• **AIM OF THE EXERCISE**: Select all lines holding the word "JSON" from the entries that follow.

• **INFORMATION SHOWN**:
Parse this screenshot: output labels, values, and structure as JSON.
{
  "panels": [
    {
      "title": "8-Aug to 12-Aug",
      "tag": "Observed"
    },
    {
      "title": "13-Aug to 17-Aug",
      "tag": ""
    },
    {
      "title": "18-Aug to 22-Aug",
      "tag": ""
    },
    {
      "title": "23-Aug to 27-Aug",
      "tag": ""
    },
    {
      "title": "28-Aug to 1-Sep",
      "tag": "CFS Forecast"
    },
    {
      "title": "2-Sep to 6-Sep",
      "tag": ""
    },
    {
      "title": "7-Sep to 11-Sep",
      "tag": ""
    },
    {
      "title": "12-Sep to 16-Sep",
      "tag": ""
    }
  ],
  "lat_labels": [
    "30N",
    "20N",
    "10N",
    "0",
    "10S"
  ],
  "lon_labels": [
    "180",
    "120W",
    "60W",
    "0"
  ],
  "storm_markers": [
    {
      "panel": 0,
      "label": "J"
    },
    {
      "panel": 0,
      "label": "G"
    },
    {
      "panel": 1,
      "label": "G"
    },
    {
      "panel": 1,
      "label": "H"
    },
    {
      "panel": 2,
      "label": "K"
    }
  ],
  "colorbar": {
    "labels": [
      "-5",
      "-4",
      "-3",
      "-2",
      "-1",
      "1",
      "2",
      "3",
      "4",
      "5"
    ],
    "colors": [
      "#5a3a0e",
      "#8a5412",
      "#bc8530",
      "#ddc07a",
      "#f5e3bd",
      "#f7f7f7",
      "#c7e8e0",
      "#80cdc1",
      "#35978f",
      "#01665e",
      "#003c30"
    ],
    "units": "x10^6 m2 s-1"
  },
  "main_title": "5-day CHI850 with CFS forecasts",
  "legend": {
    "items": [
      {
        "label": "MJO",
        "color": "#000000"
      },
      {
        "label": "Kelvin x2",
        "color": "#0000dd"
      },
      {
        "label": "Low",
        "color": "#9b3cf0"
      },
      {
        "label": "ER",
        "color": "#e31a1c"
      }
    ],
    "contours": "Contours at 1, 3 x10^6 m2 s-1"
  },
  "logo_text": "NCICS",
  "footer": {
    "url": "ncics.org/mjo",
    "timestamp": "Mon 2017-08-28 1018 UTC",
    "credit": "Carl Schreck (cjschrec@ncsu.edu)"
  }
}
---
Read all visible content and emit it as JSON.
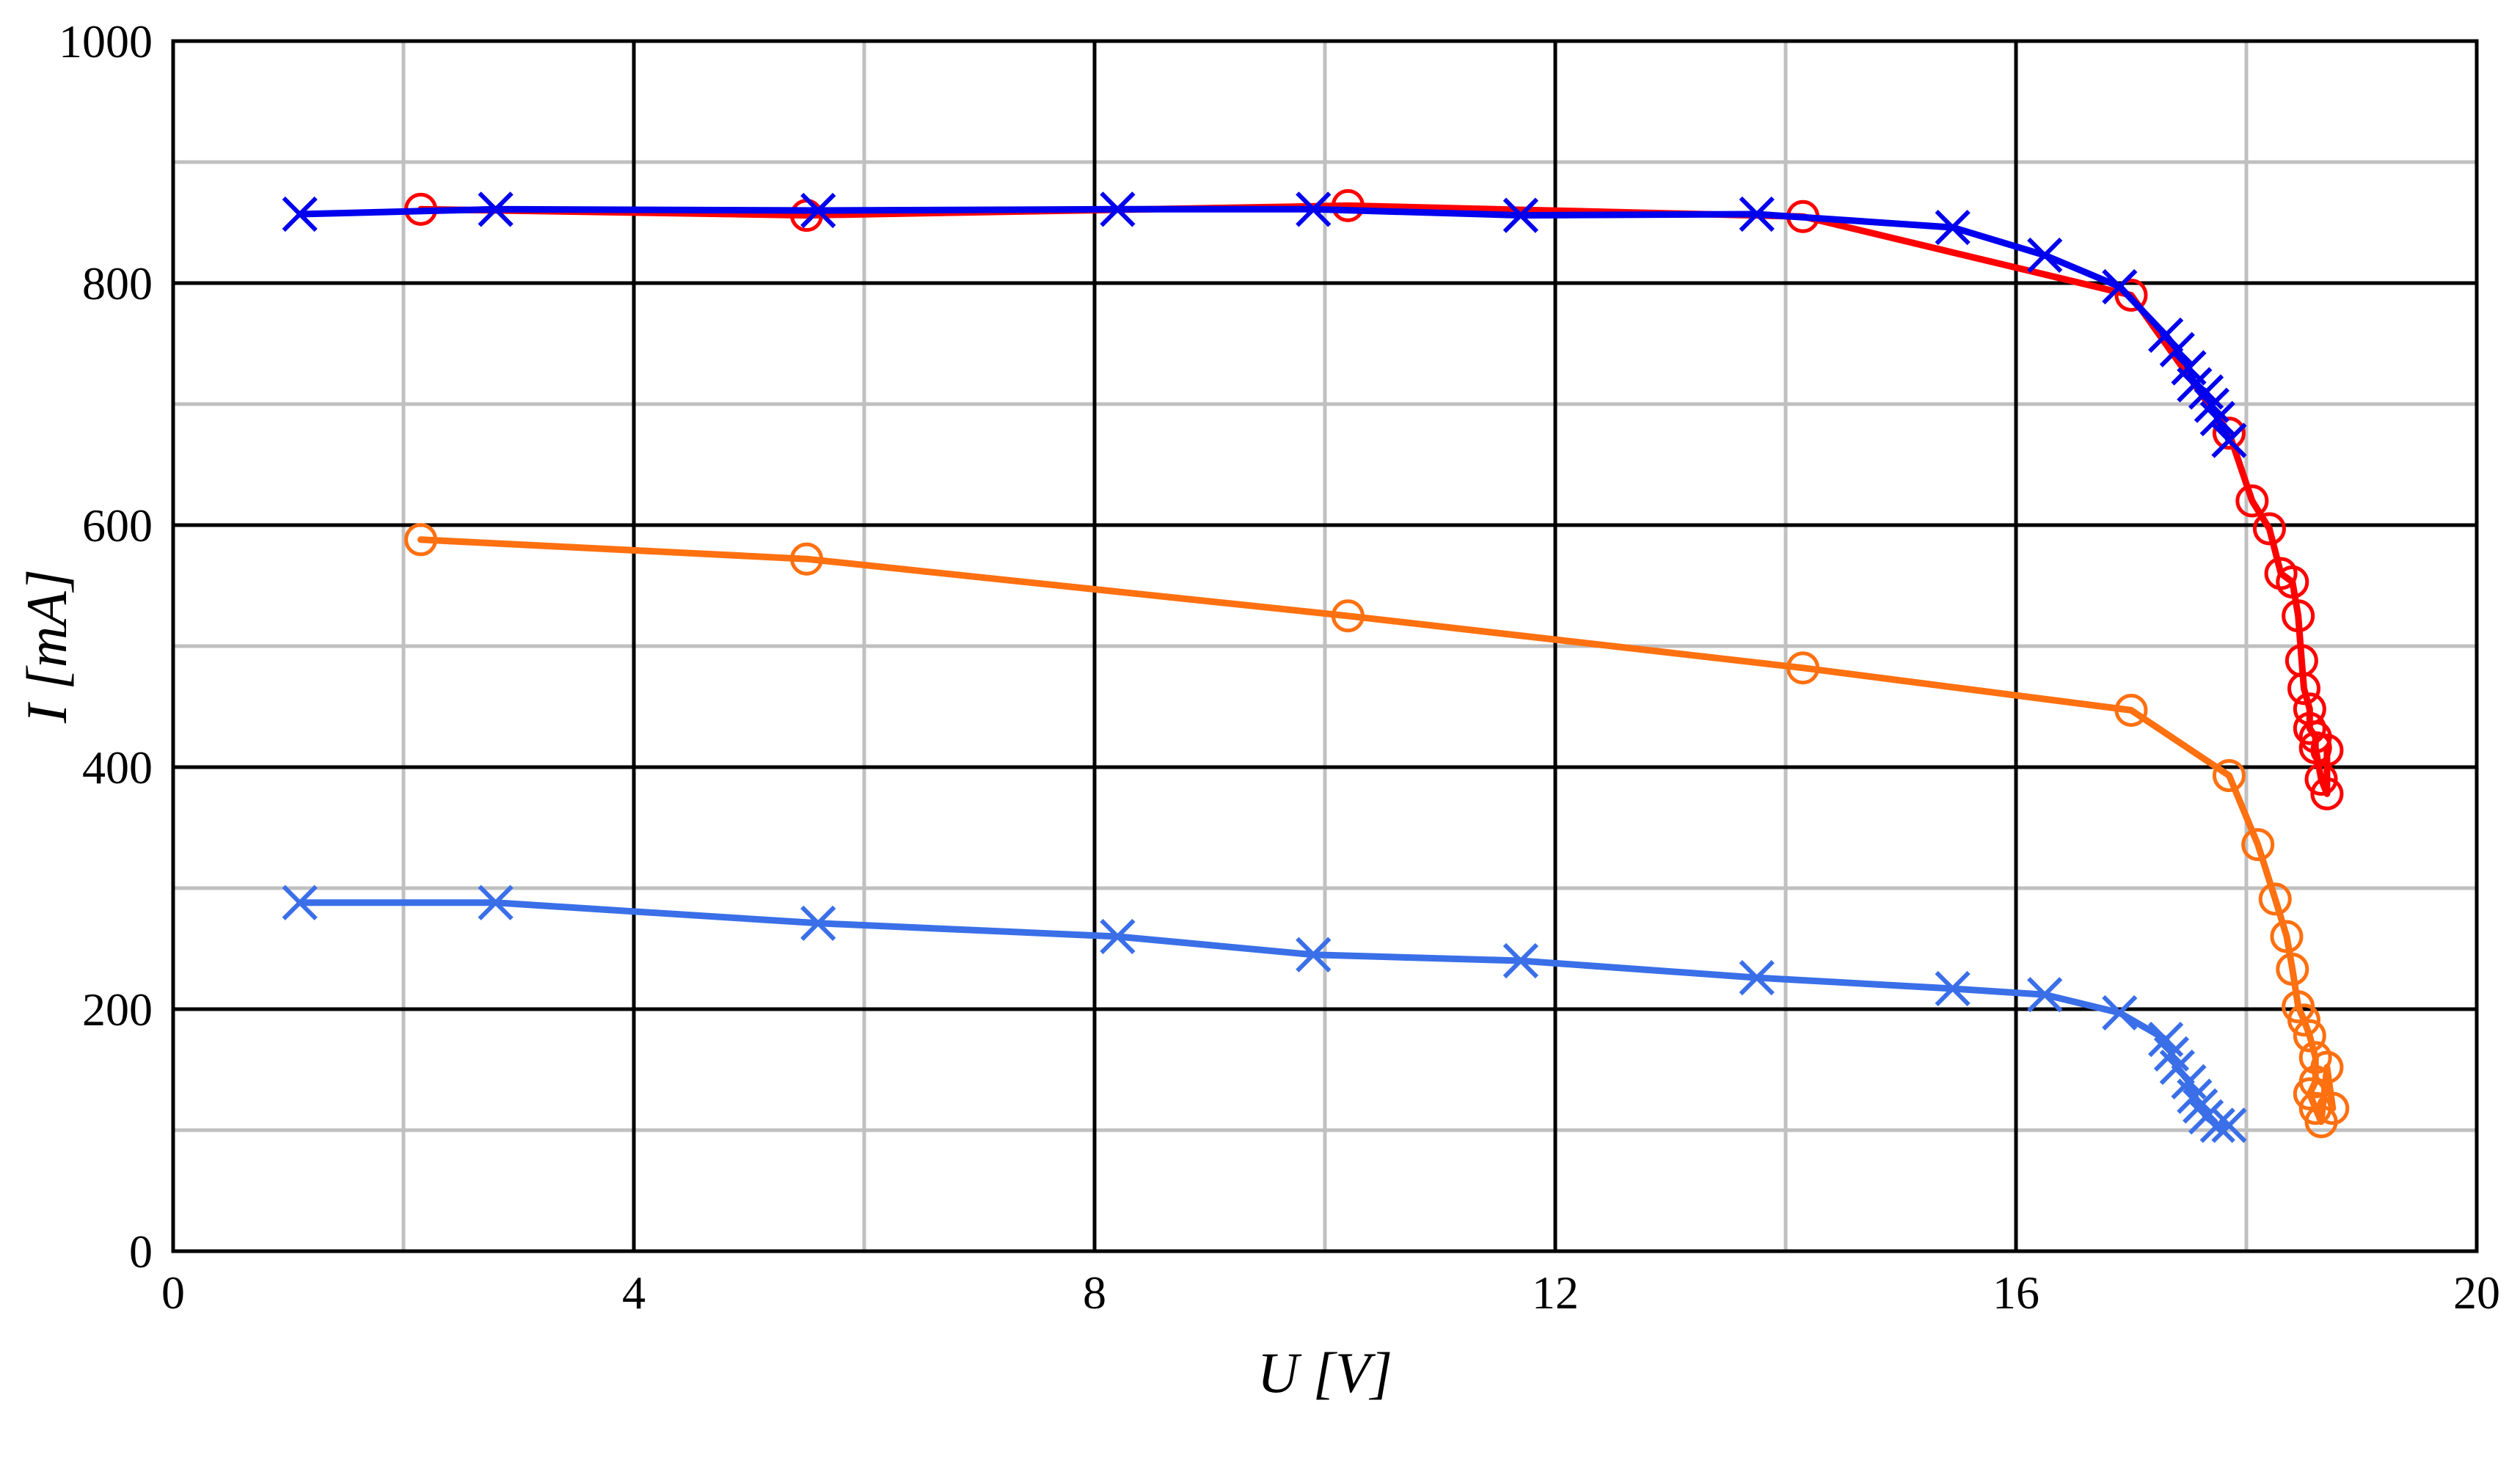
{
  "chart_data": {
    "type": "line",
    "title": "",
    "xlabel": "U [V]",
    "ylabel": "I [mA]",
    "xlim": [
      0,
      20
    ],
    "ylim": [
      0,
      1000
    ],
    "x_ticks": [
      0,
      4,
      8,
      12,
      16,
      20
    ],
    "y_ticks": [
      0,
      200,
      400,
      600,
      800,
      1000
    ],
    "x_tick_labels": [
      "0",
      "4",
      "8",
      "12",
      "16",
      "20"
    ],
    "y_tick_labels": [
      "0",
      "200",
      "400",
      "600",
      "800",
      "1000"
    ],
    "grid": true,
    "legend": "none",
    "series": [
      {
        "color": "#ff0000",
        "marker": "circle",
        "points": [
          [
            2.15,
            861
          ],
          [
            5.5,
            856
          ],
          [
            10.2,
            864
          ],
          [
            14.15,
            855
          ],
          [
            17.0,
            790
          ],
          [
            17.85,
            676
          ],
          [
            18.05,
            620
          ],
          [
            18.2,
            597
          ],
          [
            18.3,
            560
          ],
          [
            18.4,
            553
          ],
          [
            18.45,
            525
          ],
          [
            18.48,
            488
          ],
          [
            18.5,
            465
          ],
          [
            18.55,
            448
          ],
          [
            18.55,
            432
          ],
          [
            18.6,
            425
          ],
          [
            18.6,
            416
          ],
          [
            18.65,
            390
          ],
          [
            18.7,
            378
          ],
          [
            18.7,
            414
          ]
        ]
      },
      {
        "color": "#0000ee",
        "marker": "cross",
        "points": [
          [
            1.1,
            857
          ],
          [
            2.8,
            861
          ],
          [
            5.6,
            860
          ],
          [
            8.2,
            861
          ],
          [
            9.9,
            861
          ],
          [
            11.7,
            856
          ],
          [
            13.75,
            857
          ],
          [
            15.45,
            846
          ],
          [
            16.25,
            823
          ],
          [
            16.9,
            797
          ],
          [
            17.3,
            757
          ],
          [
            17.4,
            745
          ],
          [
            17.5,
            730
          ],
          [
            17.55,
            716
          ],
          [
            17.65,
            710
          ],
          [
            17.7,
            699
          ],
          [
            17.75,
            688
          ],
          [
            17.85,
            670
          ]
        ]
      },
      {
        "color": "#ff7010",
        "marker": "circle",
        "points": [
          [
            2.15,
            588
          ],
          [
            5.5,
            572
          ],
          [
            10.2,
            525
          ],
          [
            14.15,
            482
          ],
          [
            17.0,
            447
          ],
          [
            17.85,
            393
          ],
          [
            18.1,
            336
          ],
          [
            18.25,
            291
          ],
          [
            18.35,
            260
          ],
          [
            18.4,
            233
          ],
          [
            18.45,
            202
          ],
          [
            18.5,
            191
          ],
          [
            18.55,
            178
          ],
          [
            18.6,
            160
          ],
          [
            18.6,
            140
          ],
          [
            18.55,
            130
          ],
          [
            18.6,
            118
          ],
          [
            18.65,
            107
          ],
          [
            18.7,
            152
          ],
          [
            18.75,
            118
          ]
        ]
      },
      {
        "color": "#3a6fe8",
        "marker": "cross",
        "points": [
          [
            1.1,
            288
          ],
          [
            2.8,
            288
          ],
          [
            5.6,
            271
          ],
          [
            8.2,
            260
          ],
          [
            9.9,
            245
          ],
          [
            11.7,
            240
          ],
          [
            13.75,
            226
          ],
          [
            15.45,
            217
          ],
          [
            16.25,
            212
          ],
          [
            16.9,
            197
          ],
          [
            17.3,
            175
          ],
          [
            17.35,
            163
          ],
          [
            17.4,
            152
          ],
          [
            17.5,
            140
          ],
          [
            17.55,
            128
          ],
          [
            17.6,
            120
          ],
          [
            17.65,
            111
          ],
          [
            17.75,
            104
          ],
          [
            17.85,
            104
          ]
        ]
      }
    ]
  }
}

• **RESPONSE**:
Parse this screenshot: output labels, values, and structure as JSON.
Read all visible content and emit it as JSON.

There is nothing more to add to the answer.